GIVEN INSTRUCTION> Search the material below for the string "structured" and extract each line that has it.

DATASET RECORDS>
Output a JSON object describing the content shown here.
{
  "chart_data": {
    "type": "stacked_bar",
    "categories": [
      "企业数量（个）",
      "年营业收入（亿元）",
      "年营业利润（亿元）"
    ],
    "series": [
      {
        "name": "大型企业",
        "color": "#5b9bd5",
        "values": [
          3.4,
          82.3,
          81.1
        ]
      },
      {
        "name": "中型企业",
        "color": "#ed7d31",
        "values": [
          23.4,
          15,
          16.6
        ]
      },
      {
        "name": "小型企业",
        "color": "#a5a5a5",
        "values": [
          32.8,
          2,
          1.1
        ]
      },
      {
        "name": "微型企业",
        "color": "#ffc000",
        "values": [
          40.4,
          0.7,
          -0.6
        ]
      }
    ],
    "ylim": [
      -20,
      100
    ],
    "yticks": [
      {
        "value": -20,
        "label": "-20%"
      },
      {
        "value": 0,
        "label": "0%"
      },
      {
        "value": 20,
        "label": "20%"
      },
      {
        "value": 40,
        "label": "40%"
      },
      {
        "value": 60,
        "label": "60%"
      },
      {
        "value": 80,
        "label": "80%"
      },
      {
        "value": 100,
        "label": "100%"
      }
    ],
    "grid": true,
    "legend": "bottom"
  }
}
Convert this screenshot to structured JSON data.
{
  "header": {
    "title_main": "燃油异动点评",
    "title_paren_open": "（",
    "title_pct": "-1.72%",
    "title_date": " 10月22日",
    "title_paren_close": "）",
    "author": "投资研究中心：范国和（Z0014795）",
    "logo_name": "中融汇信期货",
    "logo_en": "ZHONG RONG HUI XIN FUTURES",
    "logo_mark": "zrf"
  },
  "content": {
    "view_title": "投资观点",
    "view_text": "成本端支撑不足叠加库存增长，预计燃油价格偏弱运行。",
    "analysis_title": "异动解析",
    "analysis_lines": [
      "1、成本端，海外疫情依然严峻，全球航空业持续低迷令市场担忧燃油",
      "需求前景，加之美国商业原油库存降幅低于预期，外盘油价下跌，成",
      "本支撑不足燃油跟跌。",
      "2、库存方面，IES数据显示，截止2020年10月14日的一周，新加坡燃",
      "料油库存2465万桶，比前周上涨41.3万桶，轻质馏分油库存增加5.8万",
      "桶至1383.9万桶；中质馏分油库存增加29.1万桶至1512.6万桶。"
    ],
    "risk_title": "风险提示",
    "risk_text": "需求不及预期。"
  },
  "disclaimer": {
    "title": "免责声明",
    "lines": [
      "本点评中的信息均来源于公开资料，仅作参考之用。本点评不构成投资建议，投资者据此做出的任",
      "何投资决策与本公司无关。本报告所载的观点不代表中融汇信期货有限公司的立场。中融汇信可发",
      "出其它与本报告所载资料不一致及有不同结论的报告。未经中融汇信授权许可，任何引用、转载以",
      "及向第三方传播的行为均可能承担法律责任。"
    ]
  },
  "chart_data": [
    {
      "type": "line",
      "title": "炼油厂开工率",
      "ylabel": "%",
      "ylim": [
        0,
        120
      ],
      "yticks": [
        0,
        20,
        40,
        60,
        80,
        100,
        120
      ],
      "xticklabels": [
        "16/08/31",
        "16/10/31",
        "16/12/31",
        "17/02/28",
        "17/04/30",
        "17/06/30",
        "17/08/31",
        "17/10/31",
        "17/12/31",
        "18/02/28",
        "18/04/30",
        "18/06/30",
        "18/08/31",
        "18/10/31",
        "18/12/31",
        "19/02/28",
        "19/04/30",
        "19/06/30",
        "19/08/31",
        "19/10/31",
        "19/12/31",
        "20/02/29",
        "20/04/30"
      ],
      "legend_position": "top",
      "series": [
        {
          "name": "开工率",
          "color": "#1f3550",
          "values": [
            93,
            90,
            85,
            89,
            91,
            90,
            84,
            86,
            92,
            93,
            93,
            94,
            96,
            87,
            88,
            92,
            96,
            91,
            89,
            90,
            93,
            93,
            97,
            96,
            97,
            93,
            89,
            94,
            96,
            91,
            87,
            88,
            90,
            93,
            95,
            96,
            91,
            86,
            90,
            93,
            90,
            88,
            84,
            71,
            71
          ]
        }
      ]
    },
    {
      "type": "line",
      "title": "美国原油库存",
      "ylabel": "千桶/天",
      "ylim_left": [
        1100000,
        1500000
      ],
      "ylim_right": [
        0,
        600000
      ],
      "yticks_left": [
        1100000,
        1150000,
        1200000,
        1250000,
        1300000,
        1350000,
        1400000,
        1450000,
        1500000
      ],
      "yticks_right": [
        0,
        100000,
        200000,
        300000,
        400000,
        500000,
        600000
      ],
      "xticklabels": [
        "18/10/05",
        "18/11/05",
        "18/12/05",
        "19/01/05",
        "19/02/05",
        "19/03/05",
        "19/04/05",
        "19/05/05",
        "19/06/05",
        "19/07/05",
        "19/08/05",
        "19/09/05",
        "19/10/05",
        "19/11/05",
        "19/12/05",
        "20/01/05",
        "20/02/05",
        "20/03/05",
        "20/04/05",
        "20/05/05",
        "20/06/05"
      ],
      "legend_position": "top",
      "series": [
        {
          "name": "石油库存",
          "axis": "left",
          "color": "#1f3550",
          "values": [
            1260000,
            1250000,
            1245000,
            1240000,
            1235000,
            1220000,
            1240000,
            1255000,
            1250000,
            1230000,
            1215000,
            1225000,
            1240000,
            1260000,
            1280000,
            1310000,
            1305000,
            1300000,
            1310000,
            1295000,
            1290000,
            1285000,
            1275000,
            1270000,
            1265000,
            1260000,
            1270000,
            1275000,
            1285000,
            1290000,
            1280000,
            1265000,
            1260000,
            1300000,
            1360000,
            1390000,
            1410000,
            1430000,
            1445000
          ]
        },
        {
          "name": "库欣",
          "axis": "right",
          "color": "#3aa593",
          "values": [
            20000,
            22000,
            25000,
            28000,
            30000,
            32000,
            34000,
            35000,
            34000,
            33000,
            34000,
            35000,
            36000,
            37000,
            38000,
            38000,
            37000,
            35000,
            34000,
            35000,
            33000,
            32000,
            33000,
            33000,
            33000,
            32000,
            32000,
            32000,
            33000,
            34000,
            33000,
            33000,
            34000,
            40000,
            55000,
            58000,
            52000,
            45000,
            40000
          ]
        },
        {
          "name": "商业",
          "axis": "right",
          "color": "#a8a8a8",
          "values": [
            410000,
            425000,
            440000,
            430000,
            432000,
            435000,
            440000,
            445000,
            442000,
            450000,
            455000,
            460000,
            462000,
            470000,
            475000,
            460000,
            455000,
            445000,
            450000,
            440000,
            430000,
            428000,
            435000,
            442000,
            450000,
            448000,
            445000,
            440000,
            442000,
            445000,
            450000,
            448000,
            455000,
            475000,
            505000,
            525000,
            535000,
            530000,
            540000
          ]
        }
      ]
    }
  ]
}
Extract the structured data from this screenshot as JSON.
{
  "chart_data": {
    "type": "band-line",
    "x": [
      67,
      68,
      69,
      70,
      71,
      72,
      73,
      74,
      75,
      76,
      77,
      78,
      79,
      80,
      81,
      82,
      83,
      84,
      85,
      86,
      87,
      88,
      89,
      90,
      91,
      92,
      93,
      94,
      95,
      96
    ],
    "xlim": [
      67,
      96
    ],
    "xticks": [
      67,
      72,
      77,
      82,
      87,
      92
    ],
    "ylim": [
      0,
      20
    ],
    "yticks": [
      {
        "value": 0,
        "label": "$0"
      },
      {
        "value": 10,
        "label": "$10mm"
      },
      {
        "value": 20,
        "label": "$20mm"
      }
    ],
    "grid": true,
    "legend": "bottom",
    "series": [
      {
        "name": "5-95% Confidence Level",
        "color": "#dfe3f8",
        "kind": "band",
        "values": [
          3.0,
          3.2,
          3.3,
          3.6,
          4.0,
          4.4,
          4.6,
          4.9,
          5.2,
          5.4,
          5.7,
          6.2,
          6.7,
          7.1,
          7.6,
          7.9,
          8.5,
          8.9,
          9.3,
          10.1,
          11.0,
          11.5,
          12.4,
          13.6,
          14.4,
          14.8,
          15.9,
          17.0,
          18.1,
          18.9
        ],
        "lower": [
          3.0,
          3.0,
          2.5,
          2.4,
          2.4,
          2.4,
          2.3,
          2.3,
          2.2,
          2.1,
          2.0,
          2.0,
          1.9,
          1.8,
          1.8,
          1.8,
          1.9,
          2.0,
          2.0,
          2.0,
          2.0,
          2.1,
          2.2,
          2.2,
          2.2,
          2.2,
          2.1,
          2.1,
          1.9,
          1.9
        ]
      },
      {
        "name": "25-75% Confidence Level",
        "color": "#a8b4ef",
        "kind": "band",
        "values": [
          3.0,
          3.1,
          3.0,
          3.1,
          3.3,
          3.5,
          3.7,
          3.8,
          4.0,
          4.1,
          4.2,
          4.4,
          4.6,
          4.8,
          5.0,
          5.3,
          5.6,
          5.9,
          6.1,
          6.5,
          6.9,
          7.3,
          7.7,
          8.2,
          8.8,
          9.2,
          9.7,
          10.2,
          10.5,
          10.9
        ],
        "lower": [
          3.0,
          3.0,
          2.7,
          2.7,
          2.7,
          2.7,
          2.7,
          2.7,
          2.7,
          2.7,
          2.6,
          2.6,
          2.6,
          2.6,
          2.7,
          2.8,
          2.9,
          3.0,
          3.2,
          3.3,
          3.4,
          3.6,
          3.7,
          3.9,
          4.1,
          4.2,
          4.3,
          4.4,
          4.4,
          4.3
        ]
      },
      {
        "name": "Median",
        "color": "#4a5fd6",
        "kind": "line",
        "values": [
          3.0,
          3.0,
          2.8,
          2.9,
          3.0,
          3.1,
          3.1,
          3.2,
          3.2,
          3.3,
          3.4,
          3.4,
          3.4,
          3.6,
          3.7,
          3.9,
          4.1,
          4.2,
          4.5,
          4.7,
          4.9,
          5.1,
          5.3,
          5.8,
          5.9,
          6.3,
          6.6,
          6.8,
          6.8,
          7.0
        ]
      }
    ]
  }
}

RESPONSE TO THIS TASK>
Convert this screenshot to structured JSON data.
Extract the structured data from this screenshot as JSON.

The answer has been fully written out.